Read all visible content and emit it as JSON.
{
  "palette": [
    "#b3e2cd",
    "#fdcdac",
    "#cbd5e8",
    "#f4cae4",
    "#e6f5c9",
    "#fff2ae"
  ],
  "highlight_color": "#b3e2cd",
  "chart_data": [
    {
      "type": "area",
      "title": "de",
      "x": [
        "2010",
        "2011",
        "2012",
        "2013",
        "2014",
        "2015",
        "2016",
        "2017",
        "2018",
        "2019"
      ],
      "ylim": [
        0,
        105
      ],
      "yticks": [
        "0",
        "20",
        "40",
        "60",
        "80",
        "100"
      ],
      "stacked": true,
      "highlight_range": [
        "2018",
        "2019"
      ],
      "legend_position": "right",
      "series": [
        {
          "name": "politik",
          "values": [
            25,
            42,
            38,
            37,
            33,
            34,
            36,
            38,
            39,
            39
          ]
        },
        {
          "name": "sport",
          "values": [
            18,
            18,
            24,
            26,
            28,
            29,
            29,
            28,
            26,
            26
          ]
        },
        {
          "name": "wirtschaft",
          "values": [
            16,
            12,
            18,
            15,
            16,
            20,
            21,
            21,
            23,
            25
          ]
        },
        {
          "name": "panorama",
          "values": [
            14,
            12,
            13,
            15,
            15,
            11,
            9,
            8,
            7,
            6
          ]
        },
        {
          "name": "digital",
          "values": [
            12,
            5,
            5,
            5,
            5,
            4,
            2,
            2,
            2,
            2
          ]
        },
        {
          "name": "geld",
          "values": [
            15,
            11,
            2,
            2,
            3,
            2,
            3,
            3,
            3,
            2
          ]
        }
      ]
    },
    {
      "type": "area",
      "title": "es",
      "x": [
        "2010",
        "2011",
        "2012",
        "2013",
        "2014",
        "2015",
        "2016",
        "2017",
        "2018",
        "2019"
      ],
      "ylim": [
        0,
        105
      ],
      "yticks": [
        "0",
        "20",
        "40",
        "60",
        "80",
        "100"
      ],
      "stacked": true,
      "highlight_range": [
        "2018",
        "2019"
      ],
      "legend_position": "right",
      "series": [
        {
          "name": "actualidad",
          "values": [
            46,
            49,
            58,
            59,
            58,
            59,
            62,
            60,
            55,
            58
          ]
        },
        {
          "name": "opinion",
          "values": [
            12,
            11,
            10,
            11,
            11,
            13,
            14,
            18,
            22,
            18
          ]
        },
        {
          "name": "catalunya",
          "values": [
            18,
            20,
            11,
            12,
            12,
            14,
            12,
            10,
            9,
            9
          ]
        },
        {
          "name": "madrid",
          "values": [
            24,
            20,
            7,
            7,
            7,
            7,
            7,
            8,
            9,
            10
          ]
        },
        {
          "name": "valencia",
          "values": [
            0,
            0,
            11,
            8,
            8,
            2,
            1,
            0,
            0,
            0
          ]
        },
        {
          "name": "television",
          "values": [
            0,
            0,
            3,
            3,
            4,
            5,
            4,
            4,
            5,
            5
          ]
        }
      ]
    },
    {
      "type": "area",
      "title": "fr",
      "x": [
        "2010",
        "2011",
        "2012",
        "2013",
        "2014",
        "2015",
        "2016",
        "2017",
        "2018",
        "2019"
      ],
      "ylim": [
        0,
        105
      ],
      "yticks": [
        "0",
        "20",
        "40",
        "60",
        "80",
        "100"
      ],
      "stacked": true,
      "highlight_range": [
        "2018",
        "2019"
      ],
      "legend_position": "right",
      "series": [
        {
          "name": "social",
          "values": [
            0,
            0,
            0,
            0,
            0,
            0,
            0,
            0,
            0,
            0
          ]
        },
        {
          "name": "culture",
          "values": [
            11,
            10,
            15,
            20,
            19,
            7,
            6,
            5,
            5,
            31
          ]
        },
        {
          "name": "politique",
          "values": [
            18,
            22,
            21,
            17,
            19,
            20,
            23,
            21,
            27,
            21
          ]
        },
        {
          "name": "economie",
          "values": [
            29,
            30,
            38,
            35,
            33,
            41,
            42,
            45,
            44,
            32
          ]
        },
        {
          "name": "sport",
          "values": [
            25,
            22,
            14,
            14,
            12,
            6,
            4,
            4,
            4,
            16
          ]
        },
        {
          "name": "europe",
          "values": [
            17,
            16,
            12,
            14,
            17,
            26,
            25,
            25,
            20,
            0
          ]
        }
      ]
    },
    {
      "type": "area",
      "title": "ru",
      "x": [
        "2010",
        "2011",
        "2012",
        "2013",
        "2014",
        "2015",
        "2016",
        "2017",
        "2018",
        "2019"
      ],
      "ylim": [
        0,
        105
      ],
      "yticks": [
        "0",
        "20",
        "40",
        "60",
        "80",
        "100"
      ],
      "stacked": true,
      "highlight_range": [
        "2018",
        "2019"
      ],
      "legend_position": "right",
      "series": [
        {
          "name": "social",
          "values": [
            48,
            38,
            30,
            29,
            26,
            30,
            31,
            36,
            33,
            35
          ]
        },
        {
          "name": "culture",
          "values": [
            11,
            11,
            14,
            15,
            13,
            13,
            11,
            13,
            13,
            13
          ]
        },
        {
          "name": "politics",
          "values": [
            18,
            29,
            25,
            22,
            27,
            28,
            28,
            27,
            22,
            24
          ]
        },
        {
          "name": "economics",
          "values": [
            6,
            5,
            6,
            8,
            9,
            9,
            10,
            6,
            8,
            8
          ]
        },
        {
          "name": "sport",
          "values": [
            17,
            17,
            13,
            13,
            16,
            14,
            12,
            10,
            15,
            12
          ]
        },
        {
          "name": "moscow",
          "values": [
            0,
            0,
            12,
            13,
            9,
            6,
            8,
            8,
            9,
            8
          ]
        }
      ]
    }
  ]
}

========

Instructions to follow => Could you quote the material above in full, exactly as it stands?

Output below =>
Read all visible content and emit it as JSON.
{
  "palette": [
    "#b3e2cd",
    "#fdcdac",
    "#cbd5e8",
    "#f4cae4",
    "#e6f5c9",
    "#fff2ae"
  ],
  "highlight_color": "#b3e2cd",
  "chart_data": [
    {
      "type": "area",
      "title": "de",
      "x": [
        "2010",
        "2011",
        "2012",
        "2013",
        "2014",
        "2015",
        "2016",
        "2017",
        "2018",
        "2019"
      ],
      "ylim": [
        0,
        105
      ],
      "yticks": [
        "0",
        "20",
        "40",
        "60",
        "80",
        "100"
      ],
      "stacked": true,
      "highlight_range": [
        "2018",
        "2019"
      ],
      "legend_position": "right",
      "series": [
        {
          "name": "politik",
          "values": [
            25,
            42,
            38,
            37,
            33,
            34,
            36,
            38,
            39,
            39
          ]
        },
        {
          "name": "sport",
          "values": [
            18,
            18,
            24,
            26,
            28,
            29,
            29,
            28,
            26,
            26
          ]
        },
        {
          "name": "wirtschaft",
          "values": [
            16,
            12,
            18,
            15,
            16,
            20,
            21,
            21,
            23,
            25
          ]
        },
        {
          "name": "panorama",
          "values": [
            14,
            12,
            13,
            15,
            15,
            11,
            9,
            8,
            7,
            6
          ]
        },
        {
          "name": "digital",
          "values": [
            12,
            5,
            5,
            5,
            5,
            4,
            2,
            2,
            2,
            2
          ]
        },
        {
          "name": "geld",
          "values": [
            15,
            11,
            2,
            2,
            3,
            2,
            3,
            3,
            3,
            2
          ]
        }
      ]
    },
    {
      "type": "area",
      "title": "es",
      "x": [
        "2010",
        "2011",
        "2012",
        "2013",
        "2014",
        "2015",
        "2016",
        "2017",
        "2018",
        "2019"
      ],
      "ylim": [
        0,
        105
      ],
      "yticks": [
        "0",
        "20",
        "40",
        "60",
        "80",
        "100"
      ],
      "stacked": true,
      "highlight_range": [
        "2018",
        "2019"
      ],
      "legend_position": "right",
      "series": [
        {
          "name": "actualidad",
          "values": [
            46,
            49,
            58,
            59,
            58,
            59,
            62,
            60,
            55,
            58
          ]
        },
        {
          "name": "opinion",
          "values": [
            12,
            11,
            10,
            11,
            11,
            13,
            14,
            18,
            22,
            18
          ]
        },
        {
          "name": "catalunya",
          "values": [
            18,
            20,
            11,
            12,
            12,
            14,
            12,
            10,
            9,
            9
          ]
        },
        {
          "name": "madrid",
          "values": [
            24,
            20,
            7,
            7,
            7,
            7,
            7,
            8,
            9,
            10
          ]
        },
        {
          "name": "valencia",
          "values": [
            0,
            0,
            11,
            8,
            8,
            2,
            1,
            0,
            0,
            0
          ]
        },
        {
          "name": "television",
          "values": [
            0,
            0,
            3,
            3,
            4,
            5,
            4,
            4,
            5,
            5
          ]
        }
      ]
    },
    {
      "type": "area",
      "title": "fr",
      "x": [
        "2010",
        "2011",
        "2012",
        "2013",
        "2014",
        "2015",
        "2016",
        "2017",
        "2018",
        "2019"
      ],
      "ylim": [
        0,
        105
      ],
      "yticks": [
        "0",
        "20",
        "40",
        "60",
        "80",
        "100"
      ],
      "stacked": true,
      "highlight_range": [
        "2018",
        "2019"
      ],
      "legend_position": "right",
      "series": [
        {
          "name": "social",
          "values": [
            0,
            0,
            0,
            0,
            0,
            0,
            0,
            0,
            0,
            0
          ]
        },
        {
          "name": "culture",
          "values": [
            11,
            10,
            15,
            20,
            19,
            7,
            6,
            5,
            5,
            31
          ]
        },
        {
          "name": "politique",
          "values": [
            18,
            22,
            21,
            17,
            19,
            20,
            23,
            21,
            27,
            21
          ]
        },
        {
          "name": "economie",
          "values": [
            29,
            30,
            38,
            35,
            33,
            41,
            42,
            45,
            44,
            32
          ]
        },
        {
          "name": "sport",
          "values": [
            25,
            22,
            14,
            14,
            12,
            6,
            4,
            4,
            4,
            16
          ]
        },
        {
          "name": "europe",
          "values": [
            17,
            16,
            12,
            14,
            17,
            26,
            25,
            25,
            20,
            0
          ]
        }
      ]
    },
    {
      "type": "area",
      "title": "ru",
      "x": [
        "2010",
        "2011",
        "2012",
        "2013",
        "2014",
        "2015",
        "2016",
        "2017",
        "2018",
        "2019"
      ],
      "ylim": [
        0,
        105
      ],
      "yticks": [
        "0",
        "20",
        "40",
        "60",
        "80",
        "100"
      ],
      "stacked": true,
      "highlight_range": [
        "2018",
        "2019"
      ],
      "legend_position": "right",
      "series": [
        {
          "name": "social",
          "values": [
            48,
            38,
            30,
            29,
            26,
            30,
            31,
            36,
            33,
            35
          ]
        },
        {
          "name": "culture",
          "values": [
            11,
            11,
            14,
            15,
            13,
            13,
            11,
            13,
            13,
            13
          ]
        },
        {
          "name": "politics",
          "values": [
            18,
            29,
            25,
            22,
            27,
            28,
            28,
            27,
            22,
            24
          ]
        },
        {
          "name": "economics",
          "values": [
            6,
            5,
            6,
            8,
            9,
            9,
            10,
            6,
            8,
            8
          ]
        },
        {
          "name": "sport",
          "values": [
            17,
            17,
            13,
            13,
            16,
            14,
            12,
            10,
            15,
            12
          ]
        },
        {
          "name": "moscow",
          "values": [
            0,
            0,
            12,
            13,
            9,
            6,
            8,
            8,
            9,
            8
          ]
        }
      ]
    }
  ]
}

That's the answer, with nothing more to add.